**Request**
Find every line with the word "your". Copy those lines.

━━━━━ Source material ━━━━━

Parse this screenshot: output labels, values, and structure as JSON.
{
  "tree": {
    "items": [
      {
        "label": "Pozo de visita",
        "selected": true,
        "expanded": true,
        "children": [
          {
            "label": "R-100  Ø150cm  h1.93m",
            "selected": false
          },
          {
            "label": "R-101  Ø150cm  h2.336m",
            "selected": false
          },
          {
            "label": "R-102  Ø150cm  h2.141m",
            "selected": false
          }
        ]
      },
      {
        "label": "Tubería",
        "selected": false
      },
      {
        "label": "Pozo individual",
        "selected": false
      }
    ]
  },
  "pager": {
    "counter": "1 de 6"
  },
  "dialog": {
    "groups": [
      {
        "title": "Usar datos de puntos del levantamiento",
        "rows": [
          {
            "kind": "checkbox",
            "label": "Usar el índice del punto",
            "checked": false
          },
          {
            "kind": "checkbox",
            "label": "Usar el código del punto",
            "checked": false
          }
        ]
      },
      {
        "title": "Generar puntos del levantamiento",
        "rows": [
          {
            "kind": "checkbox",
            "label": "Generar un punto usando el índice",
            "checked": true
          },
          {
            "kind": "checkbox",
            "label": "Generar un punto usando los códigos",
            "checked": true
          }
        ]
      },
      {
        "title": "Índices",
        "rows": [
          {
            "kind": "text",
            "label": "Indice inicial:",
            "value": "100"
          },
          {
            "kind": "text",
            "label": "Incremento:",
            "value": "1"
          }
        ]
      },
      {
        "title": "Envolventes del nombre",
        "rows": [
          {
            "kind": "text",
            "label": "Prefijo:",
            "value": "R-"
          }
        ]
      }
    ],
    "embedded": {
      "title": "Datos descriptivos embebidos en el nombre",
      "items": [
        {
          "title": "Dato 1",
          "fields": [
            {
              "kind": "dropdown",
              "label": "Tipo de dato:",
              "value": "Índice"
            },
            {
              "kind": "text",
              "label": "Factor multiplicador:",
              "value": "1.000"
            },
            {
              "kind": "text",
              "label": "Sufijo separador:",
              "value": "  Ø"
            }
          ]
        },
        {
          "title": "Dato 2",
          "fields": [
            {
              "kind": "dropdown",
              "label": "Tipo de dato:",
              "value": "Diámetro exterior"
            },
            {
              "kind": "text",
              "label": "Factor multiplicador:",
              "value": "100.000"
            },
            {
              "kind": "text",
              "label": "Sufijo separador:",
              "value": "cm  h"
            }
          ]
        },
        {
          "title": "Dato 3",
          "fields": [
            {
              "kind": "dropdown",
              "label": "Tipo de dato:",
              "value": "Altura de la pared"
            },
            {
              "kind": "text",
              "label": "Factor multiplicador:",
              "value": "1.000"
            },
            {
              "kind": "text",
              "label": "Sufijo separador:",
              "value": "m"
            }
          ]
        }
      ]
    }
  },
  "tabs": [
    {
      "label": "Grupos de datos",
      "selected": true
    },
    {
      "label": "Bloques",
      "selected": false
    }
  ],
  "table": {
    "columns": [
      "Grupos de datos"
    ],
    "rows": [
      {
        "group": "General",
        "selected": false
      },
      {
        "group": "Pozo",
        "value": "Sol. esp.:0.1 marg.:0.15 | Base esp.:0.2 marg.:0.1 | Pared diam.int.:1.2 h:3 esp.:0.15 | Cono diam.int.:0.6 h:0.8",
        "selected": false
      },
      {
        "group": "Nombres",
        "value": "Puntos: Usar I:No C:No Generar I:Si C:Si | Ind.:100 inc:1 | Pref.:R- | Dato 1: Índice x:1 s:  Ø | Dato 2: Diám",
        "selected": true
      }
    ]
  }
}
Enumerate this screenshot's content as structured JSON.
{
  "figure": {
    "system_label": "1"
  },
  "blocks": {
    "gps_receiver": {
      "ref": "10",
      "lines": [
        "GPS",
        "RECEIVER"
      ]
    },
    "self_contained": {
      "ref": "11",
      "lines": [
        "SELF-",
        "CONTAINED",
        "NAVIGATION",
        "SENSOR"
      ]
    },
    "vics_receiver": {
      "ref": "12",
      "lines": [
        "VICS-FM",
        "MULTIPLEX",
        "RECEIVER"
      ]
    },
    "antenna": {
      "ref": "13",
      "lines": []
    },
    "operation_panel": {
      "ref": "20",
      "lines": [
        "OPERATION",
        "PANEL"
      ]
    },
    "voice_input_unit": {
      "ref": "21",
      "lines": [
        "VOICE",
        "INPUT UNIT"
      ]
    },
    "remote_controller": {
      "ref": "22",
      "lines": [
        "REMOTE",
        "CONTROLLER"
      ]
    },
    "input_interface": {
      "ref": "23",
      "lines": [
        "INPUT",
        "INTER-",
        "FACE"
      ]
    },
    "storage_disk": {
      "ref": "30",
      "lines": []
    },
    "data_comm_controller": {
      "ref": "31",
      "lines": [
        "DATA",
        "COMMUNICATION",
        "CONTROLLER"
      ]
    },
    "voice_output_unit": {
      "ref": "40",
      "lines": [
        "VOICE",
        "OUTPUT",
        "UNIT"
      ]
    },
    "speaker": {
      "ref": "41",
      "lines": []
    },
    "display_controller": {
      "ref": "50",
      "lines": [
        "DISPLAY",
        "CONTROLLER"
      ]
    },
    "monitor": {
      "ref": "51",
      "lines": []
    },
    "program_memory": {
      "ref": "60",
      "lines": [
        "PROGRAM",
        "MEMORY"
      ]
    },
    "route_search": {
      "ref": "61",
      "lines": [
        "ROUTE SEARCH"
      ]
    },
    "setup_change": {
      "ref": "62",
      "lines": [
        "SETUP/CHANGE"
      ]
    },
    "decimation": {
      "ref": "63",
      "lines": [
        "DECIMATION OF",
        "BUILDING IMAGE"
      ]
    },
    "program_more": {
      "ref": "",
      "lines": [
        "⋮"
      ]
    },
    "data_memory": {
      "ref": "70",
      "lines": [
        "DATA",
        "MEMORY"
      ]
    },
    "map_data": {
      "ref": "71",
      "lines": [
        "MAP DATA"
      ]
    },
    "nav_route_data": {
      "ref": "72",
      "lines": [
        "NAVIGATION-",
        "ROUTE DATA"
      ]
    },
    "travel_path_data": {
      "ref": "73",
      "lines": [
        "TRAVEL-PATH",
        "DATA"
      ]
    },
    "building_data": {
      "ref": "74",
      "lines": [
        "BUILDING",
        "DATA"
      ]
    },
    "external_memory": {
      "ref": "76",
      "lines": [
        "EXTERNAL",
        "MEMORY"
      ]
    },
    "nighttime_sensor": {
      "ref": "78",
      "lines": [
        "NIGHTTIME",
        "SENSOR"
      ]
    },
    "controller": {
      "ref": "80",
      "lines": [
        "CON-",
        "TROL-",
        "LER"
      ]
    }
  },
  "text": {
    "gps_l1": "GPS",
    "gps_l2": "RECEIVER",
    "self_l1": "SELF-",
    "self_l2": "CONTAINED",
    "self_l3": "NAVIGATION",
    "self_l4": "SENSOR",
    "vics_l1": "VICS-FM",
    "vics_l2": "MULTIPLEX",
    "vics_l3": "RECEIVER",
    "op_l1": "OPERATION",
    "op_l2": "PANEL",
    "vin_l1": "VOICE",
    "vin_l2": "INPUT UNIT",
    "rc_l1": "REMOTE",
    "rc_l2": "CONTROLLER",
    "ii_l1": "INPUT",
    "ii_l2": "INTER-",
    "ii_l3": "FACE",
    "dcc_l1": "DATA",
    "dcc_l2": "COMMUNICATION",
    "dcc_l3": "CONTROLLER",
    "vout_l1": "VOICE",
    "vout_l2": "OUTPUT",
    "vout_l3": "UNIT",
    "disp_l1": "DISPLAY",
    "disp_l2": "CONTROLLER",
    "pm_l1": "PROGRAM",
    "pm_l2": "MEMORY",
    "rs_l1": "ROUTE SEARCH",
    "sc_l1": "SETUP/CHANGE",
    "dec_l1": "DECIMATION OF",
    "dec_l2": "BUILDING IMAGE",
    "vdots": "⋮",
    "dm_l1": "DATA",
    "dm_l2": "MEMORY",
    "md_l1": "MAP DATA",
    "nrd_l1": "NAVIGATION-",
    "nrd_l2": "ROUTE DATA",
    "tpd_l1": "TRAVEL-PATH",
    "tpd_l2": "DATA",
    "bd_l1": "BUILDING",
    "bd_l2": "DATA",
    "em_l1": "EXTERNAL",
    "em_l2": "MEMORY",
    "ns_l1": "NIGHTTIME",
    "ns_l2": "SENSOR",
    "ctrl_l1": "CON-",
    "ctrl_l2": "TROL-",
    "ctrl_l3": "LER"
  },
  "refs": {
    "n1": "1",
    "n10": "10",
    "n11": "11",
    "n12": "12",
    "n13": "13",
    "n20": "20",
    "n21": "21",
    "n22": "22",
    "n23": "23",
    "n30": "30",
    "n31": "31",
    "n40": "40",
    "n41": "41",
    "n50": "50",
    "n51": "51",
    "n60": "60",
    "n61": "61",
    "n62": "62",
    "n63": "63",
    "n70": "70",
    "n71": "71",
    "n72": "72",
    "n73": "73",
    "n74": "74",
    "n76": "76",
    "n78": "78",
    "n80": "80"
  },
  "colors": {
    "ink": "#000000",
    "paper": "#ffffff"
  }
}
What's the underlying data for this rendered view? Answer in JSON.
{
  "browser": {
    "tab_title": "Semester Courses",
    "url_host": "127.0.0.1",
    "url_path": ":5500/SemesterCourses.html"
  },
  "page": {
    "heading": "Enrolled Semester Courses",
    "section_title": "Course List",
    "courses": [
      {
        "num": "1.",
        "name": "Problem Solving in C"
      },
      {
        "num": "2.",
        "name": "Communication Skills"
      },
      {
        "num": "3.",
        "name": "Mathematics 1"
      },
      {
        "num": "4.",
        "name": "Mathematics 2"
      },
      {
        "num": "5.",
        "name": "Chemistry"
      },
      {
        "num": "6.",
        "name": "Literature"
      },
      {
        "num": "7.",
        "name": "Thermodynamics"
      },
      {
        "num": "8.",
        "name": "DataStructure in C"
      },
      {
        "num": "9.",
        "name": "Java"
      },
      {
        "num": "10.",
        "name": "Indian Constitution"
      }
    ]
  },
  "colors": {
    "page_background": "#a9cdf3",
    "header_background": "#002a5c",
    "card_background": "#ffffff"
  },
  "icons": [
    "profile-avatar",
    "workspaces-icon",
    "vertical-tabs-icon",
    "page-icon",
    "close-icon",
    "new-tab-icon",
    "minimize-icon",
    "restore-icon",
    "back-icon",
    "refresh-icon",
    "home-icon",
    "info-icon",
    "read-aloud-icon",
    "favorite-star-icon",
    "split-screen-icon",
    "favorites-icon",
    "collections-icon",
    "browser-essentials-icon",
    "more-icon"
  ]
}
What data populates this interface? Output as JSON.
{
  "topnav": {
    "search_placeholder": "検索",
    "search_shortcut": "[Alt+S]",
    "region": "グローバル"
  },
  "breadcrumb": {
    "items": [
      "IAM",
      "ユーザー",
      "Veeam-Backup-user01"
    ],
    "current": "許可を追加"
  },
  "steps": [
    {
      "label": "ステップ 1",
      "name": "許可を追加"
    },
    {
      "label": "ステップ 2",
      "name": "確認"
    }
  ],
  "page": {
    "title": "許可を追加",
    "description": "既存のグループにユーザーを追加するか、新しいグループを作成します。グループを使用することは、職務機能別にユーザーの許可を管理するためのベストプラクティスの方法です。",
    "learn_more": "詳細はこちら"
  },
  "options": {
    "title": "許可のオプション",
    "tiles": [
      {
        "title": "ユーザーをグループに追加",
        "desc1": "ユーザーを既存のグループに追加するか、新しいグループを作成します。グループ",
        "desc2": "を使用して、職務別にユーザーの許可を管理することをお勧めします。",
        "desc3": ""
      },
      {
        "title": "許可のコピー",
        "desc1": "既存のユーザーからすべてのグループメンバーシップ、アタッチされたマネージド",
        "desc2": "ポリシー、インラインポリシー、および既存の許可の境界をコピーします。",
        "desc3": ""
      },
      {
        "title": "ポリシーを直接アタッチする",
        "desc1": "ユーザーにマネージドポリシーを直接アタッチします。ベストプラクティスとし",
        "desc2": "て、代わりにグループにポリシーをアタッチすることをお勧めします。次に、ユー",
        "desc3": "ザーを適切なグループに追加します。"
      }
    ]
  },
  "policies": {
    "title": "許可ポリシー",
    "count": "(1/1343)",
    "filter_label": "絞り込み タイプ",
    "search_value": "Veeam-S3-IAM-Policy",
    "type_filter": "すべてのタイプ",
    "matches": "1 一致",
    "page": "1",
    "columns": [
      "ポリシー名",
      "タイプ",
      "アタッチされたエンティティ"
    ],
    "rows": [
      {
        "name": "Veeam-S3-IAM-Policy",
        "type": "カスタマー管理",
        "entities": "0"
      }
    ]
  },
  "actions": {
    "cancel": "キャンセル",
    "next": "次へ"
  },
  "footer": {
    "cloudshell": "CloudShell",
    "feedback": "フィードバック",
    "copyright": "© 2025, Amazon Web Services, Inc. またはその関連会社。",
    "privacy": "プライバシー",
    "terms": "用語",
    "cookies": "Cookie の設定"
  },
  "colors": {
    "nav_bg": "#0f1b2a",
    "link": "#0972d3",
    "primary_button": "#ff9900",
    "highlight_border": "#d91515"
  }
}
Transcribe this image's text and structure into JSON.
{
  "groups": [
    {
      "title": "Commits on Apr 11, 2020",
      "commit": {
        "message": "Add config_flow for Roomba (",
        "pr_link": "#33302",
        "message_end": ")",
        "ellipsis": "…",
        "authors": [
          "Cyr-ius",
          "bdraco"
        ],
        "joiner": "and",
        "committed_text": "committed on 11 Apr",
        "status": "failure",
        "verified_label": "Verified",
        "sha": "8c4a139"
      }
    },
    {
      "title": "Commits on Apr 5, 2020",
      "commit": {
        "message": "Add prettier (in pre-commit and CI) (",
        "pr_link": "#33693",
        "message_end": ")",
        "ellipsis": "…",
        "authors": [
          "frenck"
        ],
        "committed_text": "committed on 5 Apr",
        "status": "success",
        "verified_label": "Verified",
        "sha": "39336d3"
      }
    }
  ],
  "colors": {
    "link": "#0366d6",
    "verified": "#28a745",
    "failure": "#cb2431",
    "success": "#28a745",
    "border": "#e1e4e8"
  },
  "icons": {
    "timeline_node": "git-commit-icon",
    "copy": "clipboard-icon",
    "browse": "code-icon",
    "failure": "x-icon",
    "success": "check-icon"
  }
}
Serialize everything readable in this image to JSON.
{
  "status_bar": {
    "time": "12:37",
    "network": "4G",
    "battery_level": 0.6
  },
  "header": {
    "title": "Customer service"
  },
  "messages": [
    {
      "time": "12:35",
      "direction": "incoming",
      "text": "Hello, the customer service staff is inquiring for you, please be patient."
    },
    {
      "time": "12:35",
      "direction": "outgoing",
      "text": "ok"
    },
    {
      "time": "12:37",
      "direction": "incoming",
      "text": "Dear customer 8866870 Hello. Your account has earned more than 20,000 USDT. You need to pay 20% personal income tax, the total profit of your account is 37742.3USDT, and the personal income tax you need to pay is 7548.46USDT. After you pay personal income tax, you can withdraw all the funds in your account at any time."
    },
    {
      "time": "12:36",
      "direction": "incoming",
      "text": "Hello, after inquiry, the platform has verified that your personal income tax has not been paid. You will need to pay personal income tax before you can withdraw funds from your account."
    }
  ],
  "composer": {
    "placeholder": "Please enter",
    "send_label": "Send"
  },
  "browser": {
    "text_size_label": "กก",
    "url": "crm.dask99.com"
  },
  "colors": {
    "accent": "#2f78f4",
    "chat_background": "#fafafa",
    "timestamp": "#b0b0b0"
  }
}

━━━━━

**Solved exercise**
      "text": "Dear customer 8866870 Hello. Your account has earned more than 20,000 USDT. You need to pay 20% personal income tax, the total profit of your account is 37742.3USDT, and the personal income tax you need to pay is 7548.46USDT. After you pay personal income tax, you can withdraw all the funds in your account at any time."
      "text": "Hello, after inquiry, the platform has verified that your personal income tax has not been paid. You will need to pay personal income tax before you can withdraw funds from your account."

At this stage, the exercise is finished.